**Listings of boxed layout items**
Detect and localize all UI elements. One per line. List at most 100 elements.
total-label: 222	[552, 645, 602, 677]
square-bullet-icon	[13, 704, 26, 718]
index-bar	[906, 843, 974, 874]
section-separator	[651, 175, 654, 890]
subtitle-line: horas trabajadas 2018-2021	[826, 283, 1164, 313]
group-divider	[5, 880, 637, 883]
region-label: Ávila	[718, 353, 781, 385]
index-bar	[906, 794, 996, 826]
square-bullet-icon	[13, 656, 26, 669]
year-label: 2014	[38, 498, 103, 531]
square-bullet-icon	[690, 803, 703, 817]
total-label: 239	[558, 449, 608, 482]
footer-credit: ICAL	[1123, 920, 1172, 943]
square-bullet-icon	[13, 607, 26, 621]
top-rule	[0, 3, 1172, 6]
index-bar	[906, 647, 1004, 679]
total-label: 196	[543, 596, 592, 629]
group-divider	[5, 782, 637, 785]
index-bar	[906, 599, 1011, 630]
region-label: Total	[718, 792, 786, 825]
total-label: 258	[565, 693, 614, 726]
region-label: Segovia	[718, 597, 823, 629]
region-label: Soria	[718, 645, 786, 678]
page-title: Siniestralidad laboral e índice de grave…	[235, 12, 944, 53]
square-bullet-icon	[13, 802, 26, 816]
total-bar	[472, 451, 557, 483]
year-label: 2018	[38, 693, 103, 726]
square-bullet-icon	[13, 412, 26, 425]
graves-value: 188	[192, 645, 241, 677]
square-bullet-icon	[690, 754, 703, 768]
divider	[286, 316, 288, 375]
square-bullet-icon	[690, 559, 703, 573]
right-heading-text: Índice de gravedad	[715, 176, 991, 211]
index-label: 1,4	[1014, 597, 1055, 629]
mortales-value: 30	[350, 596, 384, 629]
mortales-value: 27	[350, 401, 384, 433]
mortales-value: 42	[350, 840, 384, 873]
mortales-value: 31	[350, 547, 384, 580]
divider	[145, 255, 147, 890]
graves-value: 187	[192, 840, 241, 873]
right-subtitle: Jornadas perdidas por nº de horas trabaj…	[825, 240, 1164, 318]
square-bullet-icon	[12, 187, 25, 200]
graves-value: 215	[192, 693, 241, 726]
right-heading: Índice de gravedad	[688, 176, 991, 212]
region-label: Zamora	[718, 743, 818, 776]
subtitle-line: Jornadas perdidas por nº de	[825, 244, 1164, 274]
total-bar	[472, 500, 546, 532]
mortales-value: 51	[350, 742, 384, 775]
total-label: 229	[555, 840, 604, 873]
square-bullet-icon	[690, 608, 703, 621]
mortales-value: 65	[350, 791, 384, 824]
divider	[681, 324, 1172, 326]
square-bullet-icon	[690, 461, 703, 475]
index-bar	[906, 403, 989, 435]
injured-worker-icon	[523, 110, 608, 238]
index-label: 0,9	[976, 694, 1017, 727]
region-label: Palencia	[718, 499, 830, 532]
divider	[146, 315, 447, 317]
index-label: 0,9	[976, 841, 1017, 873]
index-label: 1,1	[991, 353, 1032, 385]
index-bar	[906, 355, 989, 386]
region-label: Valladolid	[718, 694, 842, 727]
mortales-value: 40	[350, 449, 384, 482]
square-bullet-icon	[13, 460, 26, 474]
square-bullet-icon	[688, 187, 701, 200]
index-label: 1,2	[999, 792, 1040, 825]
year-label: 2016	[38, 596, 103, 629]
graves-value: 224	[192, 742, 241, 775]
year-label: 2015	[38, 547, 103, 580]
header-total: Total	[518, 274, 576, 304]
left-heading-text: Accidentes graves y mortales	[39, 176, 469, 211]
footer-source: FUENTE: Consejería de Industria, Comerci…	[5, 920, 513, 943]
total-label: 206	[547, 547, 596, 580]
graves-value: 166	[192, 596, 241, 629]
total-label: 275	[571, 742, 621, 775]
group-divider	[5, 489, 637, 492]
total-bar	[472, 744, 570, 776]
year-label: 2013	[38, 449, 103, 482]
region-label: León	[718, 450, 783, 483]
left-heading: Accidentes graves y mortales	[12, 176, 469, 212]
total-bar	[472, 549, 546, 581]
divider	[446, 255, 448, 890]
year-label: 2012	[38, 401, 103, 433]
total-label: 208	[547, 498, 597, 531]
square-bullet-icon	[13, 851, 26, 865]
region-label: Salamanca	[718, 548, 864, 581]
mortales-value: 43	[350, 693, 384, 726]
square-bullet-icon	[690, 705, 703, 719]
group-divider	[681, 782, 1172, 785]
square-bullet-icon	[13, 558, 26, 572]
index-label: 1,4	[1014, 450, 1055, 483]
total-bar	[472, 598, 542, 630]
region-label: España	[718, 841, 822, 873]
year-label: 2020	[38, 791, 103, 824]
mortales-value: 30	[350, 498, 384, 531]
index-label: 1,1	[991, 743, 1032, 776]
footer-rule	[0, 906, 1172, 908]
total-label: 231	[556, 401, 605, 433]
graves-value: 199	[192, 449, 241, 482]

**What is being asked**
Count how many lines in the rows above contain the string "group" with matching case, and reply with only that number.

**Answer for the task**
4